▶ _WHAT IS REQUIRED_:
Collect all lines containing the word "JSON" from the data.

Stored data
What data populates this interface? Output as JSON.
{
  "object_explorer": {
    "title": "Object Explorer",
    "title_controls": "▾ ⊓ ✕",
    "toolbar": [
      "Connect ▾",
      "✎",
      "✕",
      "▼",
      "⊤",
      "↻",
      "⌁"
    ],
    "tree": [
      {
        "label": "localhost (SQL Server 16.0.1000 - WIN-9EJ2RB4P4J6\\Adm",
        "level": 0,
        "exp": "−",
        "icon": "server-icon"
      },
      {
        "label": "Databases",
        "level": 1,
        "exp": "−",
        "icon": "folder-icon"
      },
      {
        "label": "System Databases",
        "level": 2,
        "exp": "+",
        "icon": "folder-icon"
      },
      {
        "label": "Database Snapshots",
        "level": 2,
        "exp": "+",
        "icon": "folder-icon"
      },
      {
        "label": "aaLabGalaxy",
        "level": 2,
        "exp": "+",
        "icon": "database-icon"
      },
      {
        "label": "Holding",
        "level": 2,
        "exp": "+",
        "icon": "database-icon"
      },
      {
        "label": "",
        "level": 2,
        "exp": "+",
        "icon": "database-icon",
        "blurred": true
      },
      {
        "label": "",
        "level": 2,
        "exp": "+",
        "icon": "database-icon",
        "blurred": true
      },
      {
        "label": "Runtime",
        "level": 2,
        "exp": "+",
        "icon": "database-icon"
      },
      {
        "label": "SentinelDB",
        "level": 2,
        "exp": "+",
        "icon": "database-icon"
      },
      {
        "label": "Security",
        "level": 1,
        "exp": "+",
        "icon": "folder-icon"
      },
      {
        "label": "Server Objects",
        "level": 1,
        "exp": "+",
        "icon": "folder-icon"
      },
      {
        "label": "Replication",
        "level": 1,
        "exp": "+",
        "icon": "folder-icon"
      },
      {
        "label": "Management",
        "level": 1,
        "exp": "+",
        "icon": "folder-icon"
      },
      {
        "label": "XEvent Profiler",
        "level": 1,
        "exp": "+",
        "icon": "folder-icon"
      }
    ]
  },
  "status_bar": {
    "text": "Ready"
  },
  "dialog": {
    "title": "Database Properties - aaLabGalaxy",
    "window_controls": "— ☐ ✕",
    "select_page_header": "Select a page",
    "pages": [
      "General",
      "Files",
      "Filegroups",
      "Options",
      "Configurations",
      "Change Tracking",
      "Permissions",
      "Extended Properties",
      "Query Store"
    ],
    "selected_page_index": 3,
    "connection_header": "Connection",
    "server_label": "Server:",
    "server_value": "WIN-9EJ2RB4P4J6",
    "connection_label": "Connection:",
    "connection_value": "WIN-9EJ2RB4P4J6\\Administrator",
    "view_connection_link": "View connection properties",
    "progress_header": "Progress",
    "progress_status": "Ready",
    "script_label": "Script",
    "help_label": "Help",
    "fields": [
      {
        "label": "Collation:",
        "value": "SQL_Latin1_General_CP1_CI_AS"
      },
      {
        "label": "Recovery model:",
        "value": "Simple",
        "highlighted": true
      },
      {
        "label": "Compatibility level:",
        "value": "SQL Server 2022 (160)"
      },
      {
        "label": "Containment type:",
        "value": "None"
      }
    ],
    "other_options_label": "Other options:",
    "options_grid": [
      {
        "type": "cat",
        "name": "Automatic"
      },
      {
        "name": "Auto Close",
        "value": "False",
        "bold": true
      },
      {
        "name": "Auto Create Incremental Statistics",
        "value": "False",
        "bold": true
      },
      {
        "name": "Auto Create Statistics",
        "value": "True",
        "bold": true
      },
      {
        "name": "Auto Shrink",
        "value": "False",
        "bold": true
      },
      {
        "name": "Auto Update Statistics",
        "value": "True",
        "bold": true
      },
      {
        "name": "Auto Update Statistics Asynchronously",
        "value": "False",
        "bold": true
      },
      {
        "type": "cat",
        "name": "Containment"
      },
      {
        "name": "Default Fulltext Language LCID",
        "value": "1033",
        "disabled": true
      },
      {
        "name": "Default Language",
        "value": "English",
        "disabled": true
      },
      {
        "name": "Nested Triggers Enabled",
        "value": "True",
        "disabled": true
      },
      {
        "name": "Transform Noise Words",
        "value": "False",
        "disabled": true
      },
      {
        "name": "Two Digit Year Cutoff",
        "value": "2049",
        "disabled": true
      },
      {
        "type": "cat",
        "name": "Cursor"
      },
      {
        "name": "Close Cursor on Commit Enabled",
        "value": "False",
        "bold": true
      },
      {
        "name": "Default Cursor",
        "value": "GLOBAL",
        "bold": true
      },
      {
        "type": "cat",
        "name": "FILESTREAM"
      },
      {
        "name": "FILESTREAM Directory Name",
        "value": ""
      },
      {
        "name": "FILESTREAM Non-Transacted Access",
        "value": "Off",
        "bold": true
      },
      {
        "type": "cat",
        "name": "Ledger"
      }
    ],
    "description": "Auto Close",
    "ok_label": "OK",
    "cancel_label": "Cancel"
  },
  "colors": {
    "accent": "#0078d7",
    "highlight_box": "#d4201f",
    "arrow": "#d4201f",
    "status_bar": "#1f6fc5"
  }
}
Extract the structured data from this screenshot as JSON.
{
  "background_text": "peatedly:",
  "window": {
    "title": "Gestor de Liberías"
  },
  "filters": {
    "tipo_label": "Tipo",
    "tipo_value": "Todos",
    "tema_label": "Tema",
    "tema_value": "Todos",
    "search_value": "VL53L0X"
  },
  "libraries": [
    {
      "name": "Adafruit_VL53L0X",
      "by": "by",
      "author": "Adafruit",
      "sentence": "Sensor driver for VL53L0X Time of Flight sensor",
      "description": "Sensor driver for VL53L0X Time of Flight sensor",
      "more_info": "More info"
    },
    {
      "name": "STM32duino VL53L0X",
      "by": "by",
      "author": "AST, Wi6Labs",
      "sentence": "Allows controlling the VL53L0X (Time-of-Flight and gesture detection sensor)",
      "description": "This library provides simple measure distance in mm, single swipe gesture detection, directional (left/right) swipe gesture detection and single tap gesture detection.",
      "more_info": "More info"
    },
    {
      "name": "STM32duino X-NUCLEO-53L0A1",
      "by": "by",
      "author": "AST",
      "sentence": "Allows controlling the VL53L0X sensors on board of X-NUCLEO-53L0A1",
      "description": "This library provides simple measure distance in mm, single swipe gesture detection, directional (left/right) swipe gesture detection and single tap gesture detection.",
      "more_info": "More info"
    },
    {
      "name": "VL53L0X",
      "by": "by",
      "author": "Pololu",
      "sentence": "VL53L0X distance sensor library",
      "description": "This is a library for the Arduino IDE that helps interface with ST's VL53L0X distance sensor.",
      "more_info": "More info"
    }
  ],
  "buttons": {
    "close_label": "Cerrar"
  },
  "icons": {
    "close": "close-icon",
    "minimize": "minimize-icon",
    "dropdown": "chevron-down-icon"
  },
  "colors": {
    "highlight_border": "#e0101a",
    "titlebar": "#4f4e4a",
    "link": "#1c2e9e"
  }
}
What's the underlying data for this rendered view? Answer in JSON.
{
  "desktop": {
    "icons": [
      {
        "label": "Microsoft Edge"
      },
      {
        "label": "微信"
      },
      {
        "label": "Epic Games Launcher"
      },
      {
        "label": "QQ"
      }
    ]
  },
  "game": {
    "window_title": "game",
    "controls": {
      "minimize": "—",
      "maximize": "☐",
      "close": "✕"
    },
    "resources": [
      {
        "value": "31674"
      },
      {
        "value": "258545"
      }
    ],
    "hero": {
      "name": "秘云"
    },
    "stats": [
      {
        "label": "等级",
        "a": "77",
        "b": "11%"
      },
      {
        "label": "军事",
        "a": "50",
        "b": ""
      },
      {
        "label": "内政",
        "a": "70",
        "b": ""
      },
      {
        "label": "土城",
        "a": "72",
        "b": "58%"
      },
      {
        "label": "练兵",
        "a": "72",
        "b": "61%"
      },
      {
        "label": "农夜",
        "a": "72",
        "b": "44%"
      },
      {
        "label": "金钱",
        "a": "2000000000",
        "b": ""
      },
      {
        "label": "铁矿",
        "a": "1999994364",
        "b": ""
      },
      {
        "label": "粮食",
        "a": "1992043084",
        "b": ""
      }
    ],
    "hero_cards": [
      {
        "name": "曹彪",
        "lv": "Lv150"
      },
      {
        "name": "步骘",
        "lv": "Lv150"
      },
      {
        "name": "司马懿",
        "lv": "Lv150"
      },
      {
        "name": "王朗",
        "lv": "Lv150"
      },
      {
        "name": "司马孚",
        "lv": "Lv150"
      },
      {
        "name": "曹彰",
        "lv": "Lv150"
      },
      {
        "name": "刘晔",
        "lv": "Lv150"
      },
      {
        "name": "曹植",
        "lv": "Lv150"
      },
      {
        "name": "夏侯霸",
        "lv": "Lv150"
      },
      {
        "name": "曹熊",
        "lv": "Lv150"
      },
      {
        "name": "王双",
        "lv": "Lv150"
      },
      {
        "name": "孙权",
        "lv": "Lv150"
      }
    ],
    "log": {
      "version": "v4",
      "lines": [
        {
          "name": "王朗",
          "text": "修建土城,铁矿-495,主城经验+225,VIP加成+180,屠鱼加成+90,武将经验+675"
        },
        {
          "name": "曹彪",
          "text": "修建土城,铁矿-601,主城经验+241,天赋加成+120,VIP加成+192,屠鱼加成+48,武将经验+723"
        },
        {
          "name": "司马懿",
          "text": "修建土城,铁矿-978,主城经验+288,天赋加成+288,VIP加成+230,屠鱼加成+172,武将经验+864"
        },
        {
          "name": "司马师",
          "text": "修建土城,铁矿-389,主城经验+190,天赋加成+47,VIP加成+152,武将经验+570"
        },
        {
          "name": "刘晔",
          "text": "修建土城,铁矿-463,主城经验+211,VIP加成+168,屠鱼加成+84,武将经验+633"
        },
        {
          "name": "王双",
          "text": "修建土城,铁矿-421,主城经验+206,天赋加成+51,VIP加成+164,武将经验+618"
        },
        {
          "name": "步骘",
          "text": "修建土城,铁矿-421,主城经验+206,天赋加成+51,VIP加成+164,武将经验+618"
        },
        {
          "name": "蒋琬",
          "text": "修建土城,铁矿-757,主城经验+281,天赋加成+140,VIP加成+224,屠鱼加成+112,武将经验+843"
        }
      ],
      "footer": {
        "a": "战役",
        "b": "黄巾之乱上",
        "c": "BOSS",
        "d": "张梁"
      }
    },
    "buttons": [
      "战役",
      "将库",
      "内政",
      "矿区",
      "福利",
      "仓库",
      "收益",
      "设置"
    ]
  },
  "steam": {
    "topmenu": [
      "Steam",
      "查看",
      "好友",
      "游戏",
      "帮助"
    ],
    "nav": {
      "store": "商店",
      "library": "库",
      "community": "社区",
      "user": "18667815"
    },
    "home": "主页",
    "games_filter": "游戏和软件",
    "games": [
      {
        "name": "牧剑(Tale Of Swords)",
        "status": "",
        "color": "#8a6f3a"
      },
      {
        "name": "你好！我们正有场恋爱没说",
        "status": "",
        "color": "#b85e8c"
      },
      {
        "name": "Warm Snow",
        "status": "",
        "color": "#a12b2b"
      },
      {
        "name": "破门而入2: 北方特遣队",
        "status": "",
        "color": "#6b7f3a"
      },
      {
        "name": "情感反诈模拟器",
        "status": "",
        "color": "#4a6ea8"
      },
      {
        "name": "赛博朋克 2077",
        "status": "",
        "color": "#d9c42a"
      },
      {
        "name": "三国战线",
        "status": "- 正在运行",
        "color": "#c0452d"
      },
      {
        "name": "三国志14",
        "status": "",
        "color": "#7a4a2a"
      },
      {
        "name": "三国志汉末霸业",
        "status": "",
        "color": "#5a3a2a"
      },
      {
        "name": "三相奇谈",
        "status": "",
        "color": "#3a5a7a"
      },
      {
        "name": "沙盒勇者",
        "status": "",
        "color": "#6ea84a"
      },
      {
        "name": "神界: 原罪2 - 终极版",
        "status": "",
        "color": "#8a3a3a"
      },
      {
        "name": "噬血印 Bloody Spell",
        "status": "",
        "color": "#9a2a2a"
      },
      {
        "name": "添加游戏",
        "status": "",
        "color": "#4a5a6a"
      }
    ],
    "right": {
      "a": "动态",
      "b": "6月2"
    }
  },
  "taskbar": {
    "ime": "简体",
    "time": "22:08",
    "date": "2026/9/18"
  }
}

▶ _RESULT_:
What data populates this interface? Output as JSON.
Extract the structured data from this screenshot as JSON.
What's the underlying data for this rendered view? Answer in JSON.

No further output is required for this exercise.